#### Written task:
In the entries below, count every line with the word "Germania". Return only the count.

(Part of a data file)
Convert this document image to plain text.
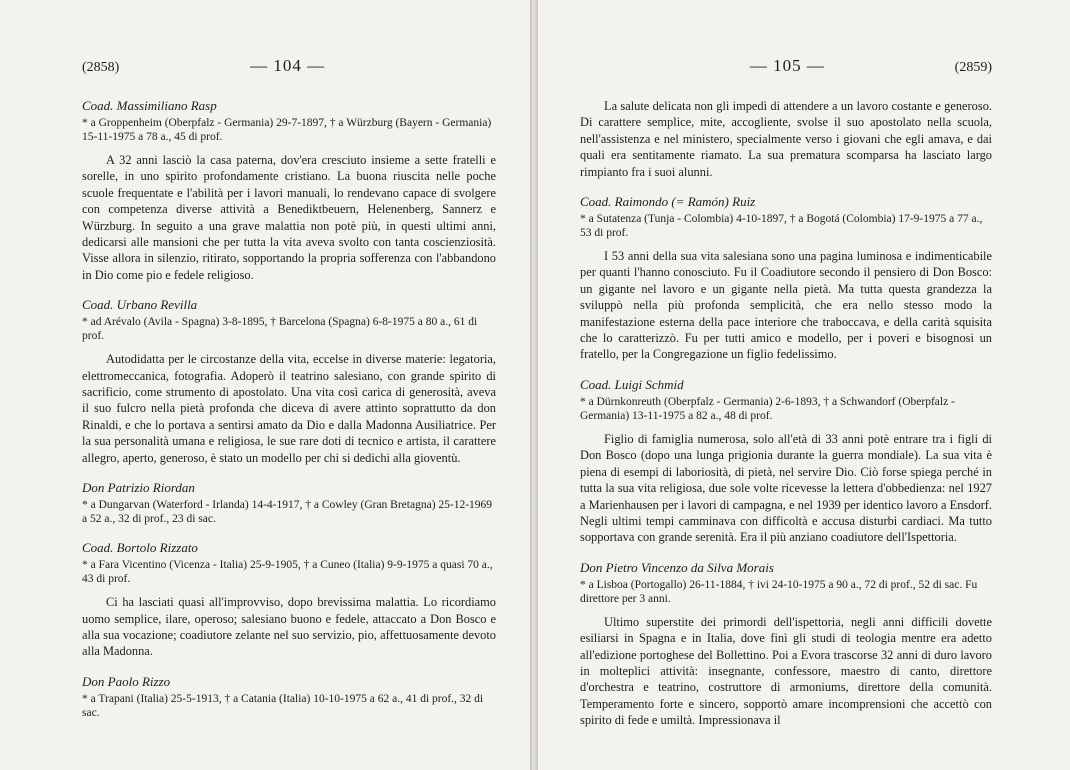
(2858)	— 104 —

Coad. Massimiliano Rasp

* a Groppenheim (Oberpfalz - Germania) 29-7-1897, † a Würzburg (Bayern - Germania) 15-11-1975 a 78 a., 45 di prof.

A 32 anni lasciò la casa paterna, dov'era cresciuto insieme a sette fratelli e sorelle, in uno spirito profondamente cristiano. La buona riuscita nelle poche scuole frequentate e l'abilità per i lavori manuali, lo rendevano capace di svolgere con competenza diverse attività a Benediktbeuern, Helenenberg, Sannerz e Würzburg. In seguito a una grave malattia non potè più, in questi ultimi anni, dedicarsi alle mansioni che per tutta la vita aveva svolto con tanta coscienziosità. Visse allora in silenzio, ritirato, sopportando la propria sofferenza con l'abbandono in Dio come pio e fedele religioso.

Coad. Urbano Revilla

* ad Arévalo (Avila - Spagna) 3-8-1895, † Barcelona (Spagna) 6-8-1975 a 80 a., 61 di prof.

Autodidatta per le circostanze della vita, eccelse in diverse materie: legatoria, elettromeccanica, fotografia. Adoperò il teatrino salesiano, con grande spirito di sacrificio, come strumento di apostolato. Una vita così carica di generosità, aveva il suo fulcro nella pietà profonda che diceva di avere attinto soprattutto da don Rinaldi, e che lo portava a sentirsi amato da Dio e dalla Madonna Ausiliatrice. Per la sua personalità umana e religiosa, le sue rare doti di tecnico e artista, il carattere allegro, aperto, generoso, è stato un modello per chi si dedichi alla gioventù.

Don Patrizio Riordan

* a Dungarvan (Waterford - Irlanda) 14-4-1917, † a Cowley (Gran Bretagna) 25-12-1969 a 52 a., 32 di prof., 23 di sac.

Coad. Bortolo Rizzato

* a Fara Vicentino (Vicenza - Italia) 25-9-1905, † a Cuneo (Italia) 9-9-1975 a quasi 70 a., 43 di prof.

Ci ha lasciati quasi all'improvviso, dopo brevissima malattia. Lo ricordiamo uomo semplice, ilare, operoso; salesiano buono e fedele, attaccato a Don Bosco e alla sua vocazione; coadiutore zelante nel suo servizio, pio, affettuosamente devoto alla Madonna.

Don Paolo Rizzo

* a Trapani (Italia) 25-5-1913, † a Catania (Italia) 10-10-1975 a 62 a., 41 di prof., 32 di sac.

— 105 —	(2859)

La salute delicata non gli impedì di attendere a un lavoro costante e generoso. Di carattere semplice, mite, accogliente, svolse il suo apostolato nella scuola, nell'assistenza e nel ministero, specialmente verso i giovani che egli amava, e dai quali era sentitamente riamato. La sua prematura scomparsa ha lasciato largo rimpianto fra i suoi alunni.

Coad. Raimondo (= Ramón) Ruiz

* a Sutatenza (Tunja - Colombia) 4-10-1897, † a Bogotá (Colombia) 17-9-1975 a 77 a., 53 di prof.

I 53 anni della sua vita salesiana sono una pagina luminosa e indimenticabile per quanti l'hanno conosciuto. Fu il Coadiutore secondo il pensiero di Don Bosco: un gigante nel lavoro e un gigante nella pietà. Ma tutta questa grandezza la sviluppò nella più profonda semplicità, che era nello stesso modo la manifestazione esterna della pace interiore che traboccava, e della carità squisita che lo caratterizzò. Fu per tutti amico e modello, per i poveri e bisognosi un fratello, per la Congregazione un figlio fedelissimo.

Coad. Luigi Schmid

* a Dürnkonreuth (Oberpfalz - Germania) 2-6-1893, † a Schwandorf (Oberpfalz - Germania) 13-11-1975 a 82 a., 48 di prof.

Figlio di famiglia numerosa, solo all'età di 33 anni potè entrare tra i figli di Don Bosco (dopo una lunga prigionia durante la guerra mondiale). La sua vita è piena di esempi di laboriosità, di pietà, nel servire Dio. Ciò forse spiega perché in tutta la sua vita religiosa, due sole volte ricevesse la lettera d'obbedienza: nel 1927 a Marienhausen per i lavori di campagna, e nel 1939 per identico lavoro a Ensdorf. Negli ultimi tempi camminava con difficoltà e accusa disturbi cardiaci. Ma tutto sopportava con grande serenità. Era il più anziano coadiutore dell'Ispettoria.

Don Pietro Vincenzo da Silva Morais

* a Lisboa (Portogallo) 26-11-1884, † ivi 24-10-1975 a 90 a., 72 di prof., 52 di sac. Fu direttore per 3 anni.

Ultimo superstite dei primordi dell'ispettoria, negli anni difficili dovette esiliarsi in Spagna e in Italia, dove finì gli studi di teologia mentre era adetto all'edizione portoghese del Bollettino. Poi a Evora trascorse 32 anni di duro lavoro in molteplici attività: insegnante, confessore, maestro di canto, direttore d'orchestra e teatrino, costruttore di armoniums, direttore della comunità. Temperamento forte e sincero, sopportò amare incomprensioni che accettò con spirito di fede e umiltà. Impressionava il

#### Result of this task:
2